Select every line holding the word "Finland" and copy it.
_ _ _ _ _ _ _
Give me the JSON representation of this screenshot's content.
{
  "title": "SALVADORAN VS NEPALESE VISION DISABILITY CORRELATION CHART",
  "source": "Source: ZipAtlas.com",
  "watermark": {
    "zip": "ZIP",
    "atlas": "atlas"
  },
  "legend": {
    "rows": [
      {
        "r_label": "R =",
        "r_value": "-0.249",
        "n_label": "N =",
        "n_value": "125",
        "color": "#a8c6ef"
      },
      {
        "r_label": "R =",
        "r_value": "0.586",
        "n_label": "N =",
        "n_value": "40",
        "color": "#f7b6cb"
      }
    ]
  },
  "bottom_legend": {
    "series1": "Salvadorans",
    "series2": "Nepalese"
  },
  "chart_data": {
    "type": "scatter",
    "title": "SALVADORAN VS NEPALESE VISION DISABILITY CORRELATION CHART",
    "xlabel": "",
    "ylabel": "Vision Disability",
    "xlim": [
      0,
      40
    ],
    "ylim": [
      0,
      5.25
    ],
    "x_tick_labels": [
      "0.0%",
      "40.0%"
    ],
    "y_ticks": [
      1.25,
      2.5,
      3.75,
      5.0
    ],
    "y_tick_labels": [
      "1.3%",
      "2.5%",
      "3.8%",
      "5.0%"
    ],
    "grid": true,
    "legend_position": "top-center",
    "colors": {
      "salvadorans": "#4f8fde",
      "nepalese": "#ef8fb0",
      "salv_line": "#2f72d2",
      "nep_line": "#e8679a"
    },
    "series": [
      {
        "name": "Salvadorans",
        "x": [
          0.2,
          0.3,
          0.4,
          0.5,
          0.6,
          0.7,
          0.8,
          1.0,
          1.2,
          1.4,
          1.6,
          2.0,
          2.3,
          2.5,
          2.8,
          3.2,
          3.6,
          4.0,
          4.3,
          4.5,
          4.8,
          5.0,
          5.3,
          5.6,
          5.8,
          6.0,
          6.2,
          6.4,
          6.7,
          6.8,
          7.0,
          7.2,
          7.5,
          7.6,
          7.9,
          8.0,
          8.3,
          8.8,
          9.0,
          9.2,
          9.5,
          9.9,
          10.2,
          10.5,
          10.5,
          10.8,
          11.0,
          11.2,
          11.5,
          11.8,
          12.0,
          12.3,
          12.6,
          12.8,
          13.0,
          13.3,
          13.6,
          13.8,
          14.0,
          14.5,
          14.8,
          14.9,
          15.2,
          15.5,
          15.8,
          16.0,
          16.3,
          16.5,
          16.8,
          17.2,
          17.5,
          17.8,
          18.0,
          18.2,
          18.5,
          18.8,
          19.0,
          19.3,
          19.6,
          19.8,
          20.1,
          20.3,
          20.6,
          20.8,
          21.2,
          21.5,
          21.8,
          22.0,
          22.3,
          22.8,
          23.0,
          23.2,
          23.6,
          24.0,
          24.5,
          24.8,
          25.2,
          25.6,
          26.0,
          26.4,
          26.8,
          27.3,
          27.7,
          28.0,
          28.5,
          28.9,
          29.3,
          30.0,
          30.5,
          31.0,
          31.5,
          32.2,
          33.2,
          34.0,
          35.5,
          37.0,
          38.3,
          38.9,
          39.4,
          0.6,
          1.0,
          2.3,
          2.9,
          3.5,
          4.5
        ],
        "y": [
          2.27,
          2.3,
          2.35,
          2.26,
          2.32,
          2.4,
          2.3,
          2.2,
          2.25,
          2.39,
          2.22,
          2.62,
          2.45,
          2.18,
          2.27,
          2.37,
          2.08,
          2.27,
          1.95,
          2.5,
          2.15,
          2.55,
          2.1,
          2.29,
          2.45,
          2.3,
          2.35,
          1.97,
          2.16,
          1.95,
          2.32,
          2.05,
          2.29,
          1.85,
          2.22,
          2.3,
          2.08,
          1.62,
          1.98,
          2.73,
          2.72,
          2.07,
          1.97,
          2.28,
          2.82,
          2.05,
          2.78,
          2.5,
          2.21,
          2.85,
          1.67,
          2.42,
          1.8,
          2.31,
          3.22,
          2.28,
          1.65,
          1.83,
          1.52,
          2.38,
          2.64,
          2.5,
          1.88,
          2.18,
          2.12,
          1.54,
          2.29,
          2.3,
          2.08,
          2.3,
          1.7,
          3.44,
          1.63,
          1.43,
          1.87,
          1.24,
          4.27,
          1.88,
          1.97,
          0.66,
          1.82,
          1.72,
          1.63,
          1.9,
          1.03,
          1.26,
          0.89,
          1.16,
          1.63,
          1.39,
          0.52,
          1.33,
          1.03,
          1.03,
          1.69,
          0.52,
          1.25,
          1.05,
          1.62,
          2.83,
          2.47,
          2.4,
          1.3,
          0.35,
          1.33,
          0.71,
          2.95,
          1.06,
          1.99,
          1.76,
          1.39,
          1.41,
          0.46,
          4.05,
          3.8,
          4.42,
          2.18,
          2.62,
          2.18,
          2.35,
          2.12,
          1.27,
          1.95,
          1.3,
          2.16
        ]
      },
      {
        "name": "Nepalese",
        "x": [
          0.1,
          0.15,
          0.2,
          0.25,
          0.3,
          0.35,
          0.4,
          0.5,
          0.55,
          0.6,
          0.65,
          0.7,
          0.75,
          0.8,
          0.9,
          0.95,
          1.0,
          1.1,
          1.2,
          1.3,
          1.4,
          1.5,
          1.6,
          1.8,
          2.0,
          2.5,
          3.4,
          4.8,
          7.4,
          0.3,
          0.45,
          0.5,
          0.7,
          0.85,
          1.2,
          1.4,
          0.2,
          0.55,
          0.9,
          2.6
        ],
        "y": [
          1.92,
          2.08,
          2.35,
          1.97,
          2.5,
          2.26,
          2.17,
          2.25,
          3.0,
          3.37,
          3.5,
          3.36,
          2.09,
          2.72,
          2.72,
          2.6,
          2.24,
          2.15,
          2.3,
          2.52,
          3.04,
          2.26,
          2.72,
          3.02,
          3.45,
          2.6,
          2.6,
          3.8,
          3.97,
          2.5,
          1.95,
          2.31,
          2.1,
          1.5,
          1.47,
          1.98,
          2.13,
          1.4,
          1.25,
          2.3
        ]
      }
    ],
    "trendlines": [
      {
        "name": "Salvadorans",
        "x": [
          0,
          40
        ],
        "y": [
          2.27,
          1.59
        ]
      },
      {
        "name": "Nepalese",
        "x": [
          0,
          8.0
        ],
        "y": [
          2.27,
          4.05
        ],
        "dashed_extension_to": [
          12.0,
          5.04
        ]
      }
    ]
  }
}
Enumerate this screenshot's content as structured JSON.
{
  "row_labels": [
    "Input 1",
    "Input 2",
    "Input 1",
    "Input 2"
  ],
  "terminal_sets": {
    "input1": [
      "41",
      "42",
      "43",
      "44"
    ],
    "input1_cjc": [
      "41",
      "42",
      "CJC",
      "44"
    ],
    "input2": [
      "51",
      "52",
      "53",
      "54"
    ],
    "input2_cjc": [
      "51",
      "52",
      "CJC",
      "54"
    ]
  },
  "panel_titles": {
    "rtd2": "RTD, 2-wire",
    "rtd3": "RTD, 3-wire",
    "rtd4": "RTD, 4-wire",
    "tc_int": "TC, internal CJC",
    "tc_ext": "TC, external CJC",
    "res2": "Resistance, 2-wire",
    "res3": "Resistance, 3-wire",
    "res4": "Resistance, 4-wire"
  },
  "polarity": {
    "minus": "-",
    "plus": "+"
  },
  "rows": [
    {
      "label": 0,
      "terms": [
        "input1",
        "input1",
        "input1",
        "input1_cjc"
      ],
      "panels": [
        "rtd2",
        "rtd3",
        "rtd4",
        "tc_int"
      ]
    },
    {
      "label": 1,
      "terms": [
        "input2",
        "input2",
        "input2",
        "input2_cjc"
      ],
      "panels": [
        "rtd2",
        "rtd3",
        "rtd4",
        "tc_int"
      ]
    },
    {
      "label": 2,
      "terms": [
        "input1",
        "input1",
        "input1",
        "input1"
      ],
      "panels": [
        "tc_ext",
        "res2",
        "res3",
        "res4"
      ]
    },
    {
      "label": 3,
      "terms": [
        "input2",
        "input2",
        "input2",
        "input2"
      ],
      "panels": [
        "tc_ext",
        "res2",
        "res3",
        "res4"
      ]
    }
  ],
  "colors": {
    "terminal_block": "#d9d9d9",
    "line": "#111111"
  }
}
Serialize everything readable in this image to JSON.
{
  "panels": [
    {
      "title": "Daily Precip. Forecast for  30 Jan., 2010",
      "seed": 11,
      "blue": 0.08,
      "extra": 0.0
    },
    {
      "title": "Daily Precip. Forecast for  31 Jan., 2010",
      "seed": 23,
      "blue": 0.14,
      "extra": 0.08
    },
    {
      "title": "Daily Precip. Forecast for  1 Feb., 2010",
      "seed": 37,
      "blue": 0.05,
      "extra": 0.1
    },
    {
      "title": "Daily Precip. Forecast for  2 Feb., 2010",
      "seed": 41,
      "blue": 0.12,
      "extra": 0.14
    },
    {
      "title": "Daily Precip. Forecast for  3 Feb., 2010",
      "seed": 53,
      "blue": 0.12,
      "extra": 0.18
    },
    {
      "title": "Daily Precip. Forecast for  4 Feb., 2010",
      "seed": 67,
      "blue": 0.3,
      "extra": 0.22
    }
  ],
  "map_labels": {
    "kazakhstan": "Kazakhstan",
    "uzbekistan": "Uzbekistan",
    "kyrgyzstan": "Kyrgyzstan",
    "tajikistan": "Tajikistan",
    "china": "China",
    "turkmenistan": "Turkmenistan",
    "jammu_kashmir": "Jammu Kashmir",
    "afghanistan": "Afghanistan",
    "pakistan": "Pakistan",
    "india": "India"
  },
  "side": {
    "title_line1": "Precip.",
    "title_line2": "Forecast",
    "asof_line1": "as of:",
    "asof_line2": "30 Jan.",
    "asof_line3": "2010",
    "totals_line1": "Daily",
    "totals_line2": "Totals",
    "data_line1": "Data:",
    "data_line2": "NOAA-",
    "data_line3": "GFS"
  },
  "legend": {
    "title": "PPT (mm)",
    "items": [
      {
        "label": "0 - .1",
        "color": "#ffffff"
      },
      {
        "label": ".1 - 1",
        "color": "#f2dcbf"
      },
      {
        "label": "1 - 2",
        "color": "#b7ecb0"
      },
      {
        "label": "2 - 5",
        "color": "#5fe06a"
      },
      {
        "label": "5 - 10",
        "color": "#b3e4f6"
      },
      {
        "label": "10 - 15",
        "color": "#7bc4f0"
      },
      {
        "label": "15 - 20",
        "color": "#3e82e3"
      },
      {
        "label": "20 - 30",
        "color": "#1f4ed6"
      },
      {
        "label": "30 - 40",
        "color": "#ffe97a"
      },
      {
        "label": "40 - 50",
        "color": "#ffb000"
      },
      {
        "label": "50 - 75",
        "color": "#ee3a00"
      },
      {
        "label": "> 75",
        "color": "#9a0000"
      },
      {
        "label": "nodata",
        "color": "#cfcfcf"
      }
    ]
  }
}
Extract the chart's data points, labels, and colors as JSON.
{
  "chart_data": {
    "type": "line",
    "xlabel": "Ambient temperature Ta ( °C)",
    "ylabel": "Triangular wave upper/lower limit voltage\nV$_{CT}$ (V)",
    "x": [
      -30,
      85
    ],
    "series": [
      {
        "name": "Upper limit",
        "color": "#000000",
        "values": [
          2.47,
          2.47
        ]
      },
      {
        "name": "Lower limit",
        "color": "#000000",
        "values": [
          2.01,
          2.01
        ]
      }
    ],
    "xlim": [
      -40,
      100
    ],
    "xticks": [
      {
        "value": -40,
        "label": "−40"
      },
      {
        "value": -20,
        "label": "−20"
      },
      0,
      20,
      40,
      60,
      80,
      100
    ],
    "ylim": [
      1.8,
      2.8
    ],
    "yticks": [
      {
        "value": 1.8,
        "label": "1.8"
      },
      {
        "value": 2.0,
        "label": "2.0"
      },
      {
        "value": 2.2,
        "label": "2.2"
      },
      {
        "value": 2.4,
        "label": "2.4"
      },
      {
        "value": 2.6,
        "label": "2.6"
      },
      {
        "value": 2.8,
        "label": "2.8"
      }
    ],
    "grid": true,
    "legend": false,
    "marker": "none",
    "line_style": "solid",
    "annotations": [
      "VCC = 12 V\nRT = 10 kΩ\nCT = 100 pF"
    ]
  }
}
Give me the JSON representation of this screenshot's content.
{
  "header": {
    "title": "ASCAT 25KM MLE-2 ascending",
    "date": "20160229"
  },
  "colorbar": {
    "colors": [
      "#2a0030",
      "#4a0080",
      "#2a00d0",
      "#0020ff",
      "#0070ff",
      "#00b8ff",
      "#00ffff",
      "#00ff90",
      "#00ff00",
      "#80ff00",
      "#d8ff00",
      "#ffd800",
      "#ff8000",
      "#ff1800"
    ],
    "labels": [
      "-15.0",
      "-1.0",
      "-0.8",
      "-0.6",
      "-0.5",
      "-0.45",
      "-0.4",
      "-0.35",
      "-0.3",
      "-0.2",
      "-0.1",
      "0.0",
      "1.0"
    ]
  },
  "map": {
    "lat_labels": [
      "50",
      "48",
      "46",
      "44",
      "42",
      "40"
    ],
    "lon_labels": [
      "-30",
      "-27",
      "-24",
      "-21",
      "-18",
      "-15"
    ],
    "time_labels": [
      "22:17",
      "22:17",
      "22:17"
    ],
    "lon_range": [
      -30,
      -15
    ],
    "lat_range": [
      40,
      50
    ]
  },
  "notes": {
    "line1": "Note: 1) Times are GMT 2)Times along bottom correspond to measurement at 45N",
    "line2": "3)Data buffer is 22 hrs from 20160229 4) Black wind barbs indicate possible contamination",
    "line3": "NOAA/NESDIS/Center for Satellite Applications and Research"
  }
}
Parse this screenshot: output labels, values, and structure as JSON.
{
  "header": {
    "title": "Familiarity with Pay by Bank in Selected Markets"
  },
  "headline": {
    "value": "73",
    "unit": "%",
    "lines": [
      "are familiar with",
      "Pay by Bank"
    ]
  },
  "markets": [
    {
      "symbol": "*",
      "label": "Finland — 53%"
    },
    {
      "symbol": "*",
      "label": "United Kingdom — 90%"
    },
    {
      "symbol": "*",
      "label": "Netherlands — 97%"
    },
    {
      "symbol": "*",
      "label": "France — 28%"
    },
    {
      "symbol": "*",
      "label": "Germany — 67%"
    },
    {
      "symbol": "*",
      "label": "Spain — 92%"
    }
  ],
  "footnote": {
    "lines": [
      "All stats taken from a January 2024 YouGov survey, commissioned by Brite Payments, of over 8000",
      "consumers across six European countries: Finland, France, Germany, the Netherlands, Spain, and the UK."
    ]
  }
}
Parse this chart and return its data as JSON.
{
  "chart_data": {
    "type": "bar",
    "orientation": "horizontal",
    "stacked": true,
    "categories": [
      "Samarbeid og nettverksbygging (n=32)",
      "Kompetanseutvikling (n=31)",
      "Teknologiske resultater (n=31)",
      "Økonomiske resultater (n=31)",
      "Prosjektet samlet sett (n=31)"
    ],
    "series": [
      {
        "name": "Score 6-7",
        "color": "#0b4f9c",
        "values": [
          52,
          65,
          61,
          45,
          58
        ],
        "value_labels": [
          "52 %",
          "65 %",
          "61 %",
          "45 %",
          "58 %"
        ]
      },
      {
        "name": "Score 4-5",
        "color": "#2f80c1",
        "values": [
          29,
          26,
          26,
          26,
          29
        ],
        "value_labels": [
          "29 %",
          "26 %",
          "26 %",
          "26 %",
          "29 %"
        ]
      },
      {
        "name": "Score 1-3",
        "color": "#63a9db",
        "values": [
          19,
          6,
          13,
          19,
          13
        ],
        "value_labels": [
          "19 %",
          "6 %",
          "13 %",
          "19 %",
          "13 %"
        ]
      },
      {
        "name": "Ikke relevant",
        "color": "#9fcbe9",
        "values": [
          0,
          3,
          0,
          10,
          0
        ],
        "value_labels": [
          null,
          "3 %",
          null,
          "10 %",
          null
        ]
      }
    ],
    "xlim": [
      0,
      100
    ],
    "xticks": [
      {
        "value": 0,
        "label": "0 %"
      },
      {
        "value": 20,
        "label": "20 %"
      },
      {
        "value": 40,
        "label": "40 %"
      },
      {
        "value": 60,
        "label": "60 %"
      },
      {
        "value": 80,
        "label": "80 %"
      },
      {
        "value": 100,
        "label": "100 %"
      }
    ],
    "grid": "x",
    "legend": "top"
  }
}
_ _ _ _ _ _ _
[Exercise answer]
      "label": "Finland — 53%"
      "consumers across six European countries: Finland, France, Germany, the Netherlands, Spain, and the UK."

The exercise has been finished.